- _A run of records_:
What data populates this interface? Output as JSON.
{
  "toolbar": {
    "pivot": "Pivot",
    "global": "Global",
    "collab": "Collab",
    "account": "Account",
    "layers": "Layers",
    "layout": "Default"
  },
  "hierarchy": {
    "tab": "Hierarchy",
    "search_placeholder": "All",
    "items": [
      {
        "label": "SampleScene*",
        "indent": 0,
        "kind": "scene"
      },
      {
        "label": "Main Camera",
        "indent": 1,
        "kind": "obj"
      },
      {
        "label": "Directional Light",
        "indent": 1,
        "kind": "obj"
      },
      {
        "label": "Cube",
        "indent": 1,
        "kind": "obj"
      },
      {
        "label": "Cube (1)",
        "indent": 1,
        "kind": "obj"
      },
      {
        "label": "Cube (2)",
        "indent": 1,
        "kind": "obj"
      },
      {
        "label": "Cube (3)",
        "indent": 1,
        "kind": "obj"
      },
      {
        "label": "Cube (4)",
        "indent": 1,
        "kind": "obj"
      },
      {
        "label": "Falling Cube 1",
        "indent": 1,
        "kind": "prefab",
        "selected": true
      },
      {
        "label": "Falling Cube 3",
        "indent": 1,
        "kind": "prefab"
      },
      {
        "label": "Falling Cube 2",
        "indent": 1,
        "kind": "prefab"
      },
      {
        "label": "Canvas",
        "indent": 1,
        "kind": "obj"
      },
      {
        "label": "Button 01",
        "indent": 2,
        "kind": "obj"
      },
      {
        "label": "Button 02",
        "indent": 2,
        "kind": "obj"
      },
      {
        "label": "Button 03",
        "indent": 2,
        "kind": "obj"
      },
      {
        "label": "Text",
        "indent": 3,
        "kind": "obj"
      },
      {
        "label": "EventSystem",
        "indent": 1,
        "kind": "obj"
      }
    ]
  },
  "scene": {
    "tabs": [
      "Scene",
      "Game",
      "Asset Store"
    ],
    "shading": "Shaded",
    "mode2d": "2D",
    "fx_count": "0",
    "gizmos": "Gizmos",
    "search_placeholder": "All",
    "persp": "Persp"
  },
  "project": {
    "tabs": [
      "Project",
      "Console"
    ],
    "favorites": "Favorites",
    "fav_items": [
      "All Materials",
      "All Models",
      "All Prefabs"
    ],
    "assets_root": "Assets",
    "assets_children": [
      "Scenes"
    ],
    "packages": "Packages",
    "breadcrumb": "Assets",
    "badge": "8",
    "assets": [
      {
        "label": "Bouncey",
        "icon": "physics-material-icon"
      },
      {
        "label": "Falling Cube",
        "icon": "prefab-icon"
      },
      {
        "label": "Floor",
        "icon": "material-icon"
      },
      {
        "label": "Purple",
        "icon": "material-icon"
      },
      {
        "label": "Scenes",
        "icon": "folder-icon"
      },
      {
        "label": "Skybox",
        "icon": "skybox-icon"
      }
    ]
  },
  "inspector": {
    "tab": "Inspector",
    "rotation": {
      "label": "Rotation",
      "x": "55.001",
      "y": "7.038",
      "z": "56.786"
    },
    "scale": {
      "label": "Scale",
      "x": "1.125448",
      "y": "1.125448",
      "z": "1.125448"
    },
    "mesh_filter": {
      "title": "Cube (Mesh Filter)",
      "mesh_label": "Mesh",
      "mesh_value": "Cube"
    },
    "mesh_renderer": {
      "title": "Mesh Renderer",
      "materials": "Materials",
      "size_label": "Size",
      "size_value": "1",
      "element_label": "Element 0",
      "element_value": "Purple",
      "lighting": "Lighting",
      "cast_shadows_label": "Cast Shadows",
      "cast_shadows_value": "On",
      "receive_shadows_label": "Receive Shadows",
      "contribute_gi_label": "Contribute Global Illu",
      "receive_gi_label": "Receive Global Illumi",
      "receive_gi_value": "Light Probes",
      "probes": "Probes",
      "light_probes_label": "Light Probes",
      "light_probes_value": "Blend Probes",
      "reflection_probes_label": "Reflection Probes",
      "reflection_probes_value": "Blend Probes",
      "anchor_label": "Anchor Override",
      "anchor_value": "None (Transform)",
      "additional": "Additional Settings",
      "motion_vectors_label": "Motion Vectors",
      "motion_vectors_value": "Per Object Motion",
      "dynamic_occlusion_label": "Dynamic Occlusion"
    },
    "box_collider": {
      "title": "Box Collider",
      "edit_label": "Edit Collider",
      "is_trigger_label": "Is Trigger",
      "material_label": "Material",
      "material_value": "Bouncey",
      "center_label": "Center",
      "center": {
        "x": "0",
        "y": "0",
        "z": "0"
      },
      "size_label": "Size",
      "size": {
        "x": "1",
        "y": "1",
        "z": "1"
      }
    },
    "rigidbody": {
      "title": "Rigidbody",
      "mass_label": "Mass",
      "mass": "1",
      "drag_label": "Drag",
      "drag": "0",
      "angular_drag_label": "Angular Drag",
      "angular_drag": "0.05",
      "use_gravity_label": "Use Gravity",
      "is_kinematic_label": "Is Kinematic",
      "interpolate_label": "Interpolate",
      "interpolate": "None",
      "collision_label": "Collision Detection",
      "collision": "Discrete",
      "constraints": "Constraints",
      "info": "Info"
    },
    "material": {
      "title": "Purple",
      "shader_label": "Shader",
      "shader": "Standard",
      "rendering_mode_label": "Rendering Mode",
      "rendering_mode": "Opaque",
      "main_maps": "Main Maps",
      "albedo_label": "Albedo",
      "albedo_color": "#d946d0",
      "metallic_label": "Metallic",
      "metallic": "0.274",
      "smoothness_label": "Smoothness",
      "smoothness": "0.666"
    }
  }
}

- _Goal of the exercise_: In the records above, find each line holding "Motion" and copy it.

- _Finished task_:
      "motion_vectors_label": "Motion Vectors",
      "motion_vectors_value": "Per Object Motion",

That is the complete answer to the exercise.